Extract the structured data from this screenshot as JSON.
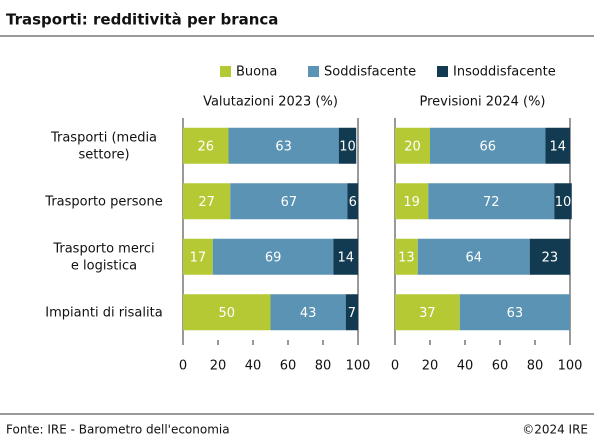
{
  "title": "Trasporti: redditività per branca",
  "source": "Fonte: IRE - Barometro dell'economia",
  "copyright": "©2024 IRE",
  "chart_data": [
    {
      "type": "stacked-bar-horizontal",
      "title": "Valutazioni 2023 (%)",
      "categories": [
        "Trasporti (media\nsettore)",
        "Trasporto persone",
        "Trasporto merci\ne logistica",
        "Impianti di risalita"
      ],
      "series": [
        {
          "name": "Buona",
          "color": "#b5c934",
          "values": [
            26,
            27,
            17,
            50
          ]
        },
        {
          "name": "Soddisfacente",
          "color": "#5a93b3",
          "values": [
            63,
            67,
            69,
            43
          ]
        },
        {
          "name": "Insoddisfacente",
          "color": "#123a50",
          "values": [
            10,
            6,
            14,
            7
          ]
        }
      ],
      "xlim": [
        0,
        100
      ],
      "xticks": [
        0,
        20,
        40,
        60,
        80,
        100
      ]
    },
    {
      "type": "stacked-bar-horizontal",
      "title": "Previsioni 2024 (%)",
      "series": [
        {
          "name": "Buona",
          "color": "#b5c934",
          "values": [
            20,
            19,
            13,
            37
          ]
        },
        {
          "name": "Soddisfacente",
          "color": "#5a93b3",
          "values": [
            66,
            72,
            64,
            63
          ]
        },
        {
          "name": "Insoddisfacente",
          "color": "#123a50",
          "values": [
            14,
            10,
            23,
            null
          ]
        }
      ],
      "xlim": [
        0,
        100
      ],
      "xticks": [
        0,
        20,
        40,
        60,
        80,
        100
      ]
    }
  ]
}
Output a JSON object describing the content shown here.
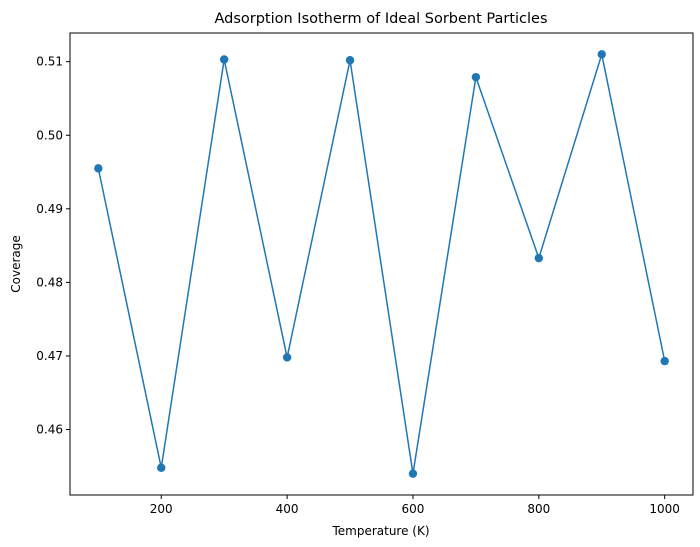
{
  "chart_data": {
    "type": "line",
    "title": "Adsorption Isotherm of Ideal Sorbent Particles",
    "xlabel": "Temperature (K)",
    "ylabel": "Coverage",
    "x": [
      100,
      200,
      300,
      400,
      500,
      600,
      700,
      800,
      900,
      1000
    ],
    "series": [
      {
        "values": [
          0.4955,
          0.4548,
          0.5103,
          0.4698,
          0.5102,
          0.454,
          0.5079,
          0.4833,
          0.511,
          0.4693
        ]
      }
    ],
    "xlim": [
      55,
      1045
    ],
    "ylim": [
      0.4511,
      0.5139
    ],
    "xticks": [
      200,
      400,
      600,
      800,
      1000
    ],
    "xtick_labels": [
      "200",
      "400",
      "600",
      "800",
      "1000"
    ],
    "yticks": [
      0.46,
      0.47,
      0.48,
      0.49,
      0.5,
      0.51
    ],
    "ytick_labels": [
      "0.46",
      "0.47",
      "0.48",
      "0.49",
      "0.50",
      "0.51"
    ],
    "grid": false,
    "markers": true,
    "colors": {
      "line": "#1f77b4",
      "axes": "#000000"
    }
  }
}
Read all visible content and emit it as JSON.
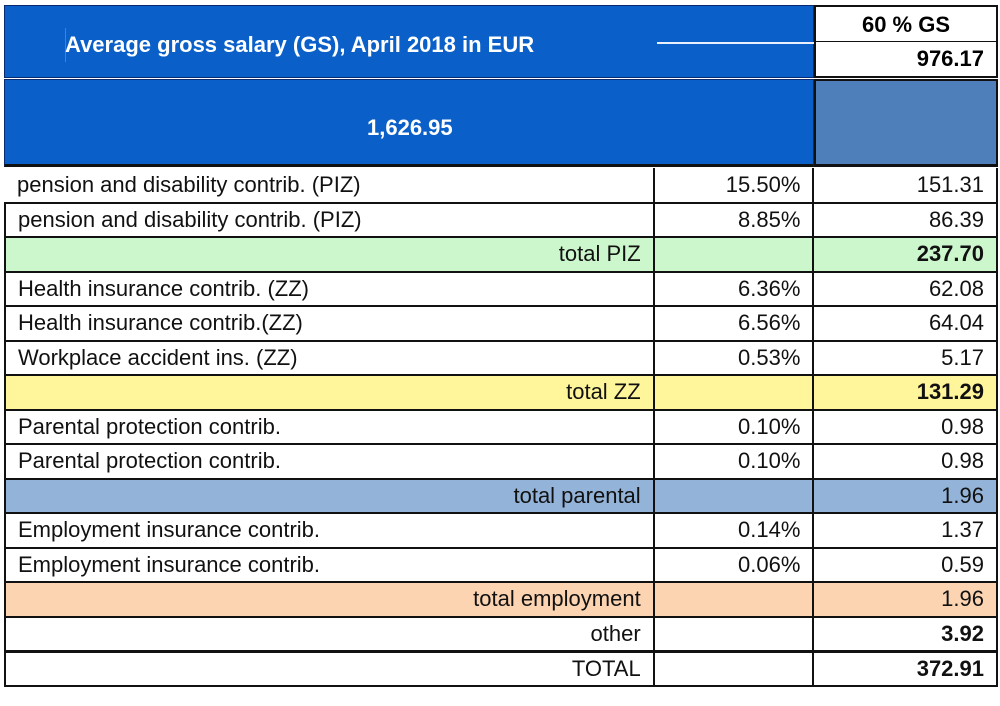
{
  "header": {
    "title": "Average gross salary (GS), April 2018 in EUR",
    "gross_salary": "1,626.95",
    "gs_share_label": "60 % GS",
    "gs_share_value": "976.17"
  },
  "colors": {
    "header_blue": "#0a60c8",
    "header_side_blue": "#4f7fba",
    "total_piz": "#ccf7cc",
    "total_zz": "#fff59a",
    "total_parental": "#94b3d8",
    "total_employment": "#fcd4b2"
  },
  "rows": [
    {
      "label": "pension and disability contrib. (PIZ)",
      "rate": "15.50%",
      "amount": "151.31"
    },
    {
      "label": "pension and disability contrib. (PIZ)",
      "rate": "8.85%",
      "amount": "86.39"
    },
    {
      "label": "total PIZ",
      "rate": "",
      "amount": "237.70"
    },
    {
      "label": "Health insurance contrib. (ZZ)",
      "rate": "6.36%",
      "amount": "62.08"
    },
    {
      "label": "Health insurance contrib.(ZZ)",
      "rate": "6.56%",
      "amount": "64.04"
    },
    {
      "label": "Workplace accident ins. (ZZ)",
      "rate": "0.53%",
      "amount": "5.17"
    },
    {
      "label": "total ZZ",
      "rate": "",
      "amount": "131.29"
    },
    {
      "label": "Parental protection contrib.",
      "rate": "0.10%",
      "amount": "0.98"
    },
    {
      "label": "Parental protection contrib.",
      "rate": "0.10%",
      "amount": "0.98"
    },
    {
      "label": "total parental",
      "rate": "",
      "amount": "1.96"
    },
    {
      "label": "Employment insurance contrib.",
      "rate": "0.14%",
      "amount": "1.37"
    },
    {
      "label": "Employment insurance contrib.",
      "rate": "0.06%",
      "amount": "0.59"
    },
    {
      "label": "total employment",
      "rate": "",
      "amount": "1.96"
    },
    {
      "label": "other",
      "rate": "",
      "amount": "3.92"
    },
    {
      "label": "TOTAL",
      "rate": "",
      "amount": "372.91"
    }
  ]
}
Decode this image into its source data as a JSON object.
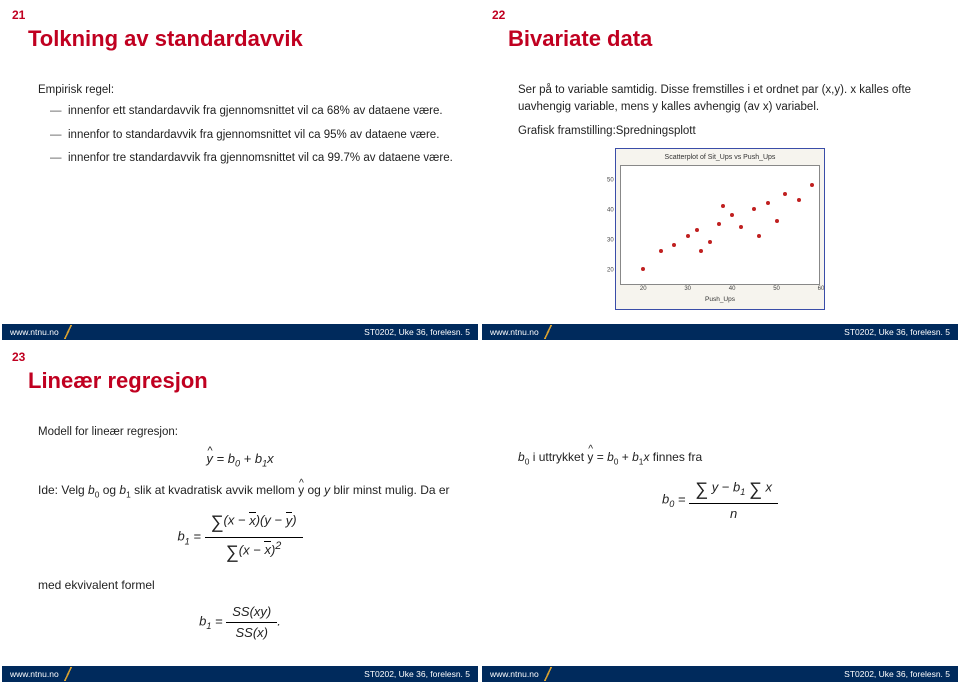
{
  "footer": {
    "left": "www.ntnu.no",
    "right": "ST0202, Uke 36, forelesn. 5",
    "bg": "#002a5c"
  },
  "slide21": {
    "num": "21",
    "title": "Tolkning av standardavvik",
    "lead": "Empirisk regel:",
    "bullets": [
      "innenfor ett standardavvik fra gjennomsnittet vil ca 68% av dataene være.",
      "innenfor to standardavvik fra gjennomsnittet vil ca 95% av dataene være.",
      "innenfor tre standardavvik fra gjennomsnittet vil ca 99.7% av dataene være."
    ]
  },
  "slide22": {
    "num": "22",
    "title": "Bivariate data",
    "para1": "Ser på to variable samtidig. Disse fremstilles i et ordnet par (x,y). x kalles ofte uavhengig variable, mens y kalles avhengig (av x) variabel.",
    "para2": "Grafisk framstilling:Spredningsplott",
    "scatter": {
      "title": "Scatterplot of Sit_Ups vs Push_Ups",
      "xlabel": "Push_Ups",
      "x_ticks": [
        20,
        30,
        40,
        50,
        60
      ],
      "y_ticks": [
        20,
        30,
        40,
        50
      ],
      "xlim": [
        15,
        60
      ],
      "ylim": [
        15,
        55
      ],
      "dot_color": "#c02020",
      "frame_color": "#3a4da8",
      "plot_bg": "#ffffff",
      "panel_bg": "#f6f4ee",
      "points": [
        [
          20,
          22
        ],
        [
          24,
          28
        ],
        [
          27,
          30
        ],
        [
          30,
          33
        ],
        [
          32,
          35
        ],
        [
          35,
          31
        ],
        [
          37,
          37
        ],
        [
          40,
          40
        ],
        [
          42,
          36
        ],
        [
          45,
          42
        ],
        [
          48,
          44
        ],
        [
          50,
          38
        ],
        [
          52,
          47
        ],
        [
          55,
          45
        ],
        [
          58,
          50
        ],
        [
          33,
          28
        ],
        [
          38,
          43
        ],
        [
          46,
          33
        ]
      ]
    }
  },
  "slide23": {
    "num": "23",
    "title": "Lineær regresjon",
    "lead": "Modell for lineær regresjon:",
    "model_lhs": "ŷ",
    "model_rhs": "b₀ + b₁x",
    "ide_text_pre": "Ide: Velg ",
    "ide_text_mid1": " og ",
    "ide_text_mid2": " slik at kvadratisk avvik mellom ",
    "ide_text_mid3": " og ",
    "ide_text_end": " blir minst mulig. Da er",
    "b0": "b₀",
    "b1": "b₁",
    "yhat": "ŷ",
    "y": "y",
    "equiv": "med ekvivalent formel",
    "b1_alt_num": "SS(xy)",
    "b1_alt_den": "SS(x)"
  },
  "slide24": {
    "intro_pre": "b₀ i uttrykket ",
    "intro_eq": "ŷ = b₀ + b₁x",
    "intro_post": " finnes fra"
  },
  "colors": {
    "accent": "#c00020",
    "text": "#222222"
  }
}
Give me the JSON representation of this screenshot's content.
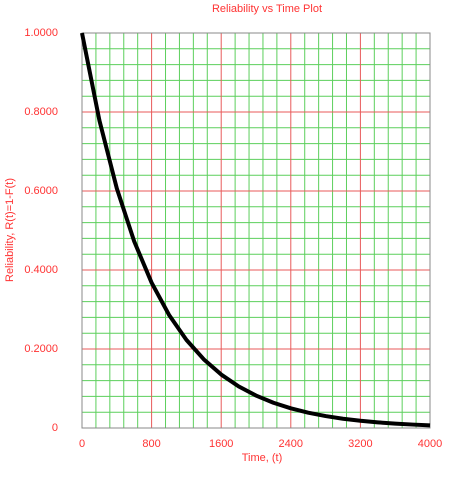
{
  "chart_data": {
    "type": "line",
    "title": "Reliability vs Time Plot",
    "xlabel": "Time, (t)",
    "ylabel": "Reliability, R(t)=1-F(t)",
    "x": [
      0,
      200,
      400,
      600,
      800,
      1000,
      1200,
      1400,
      1600,
      1800,
      2000,
      2200,
      2400,
      2600,
      2800,
      3000,
      3200,
      3400,
      3600,
      3800,
      4000
    ],
    "series": [
      {
        "name": "R(t)",
        "color": "#000000",
        "values": [
          1,
          0.7788,
          0.6065,
          0.4724,
          0.3679,
          0.2865,
          0.2231,
          0.1738,
          0.1353,
          0.1054,
          0.0821,
          0.0639,
          0.0498,
          0.0388,
          0.0302,
          0.0235,
          0.0183,
          0.0143,
          0.0111,
          0.0087,
          0.0067
        ]
      }
    ],
    "xlim": [
      0,
      4000
    ],
    "xticks": [
      0,
      800,
      1600,
      2400,
      3200,
      4000
    ],
    "ylim": [
      0,
      1
    ],
    "yticks": [
      0,
      {
        "value": 0.2,
        "label": "0.2000"
      },
      {
        "value": 0.4,
        "label": "0.4000"
      },
      {
        "value": 0.6,
        "label": "0.6000"
      },
      {
        "value": 0.8,
        "label": "0.8000"
      },
      {
        "value": 1,
        "label": "1.0000"
      }
    ],
    "grid": true,
    "minor_grid_divisions": 5,
    "major_grid_color": "#e85a5a",
    "minor_grid_color": "#5ccf5c",
    "text_color": "#ff3333"
  }
}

> _EXERCISE_
Each line with the string "Health" in it needs to be found and copied.

> _FINISHED ANSWER_
      "label": "Health insurance contrib. (ZZ)",
      "label": "Health insurance contrib.(ZZ)",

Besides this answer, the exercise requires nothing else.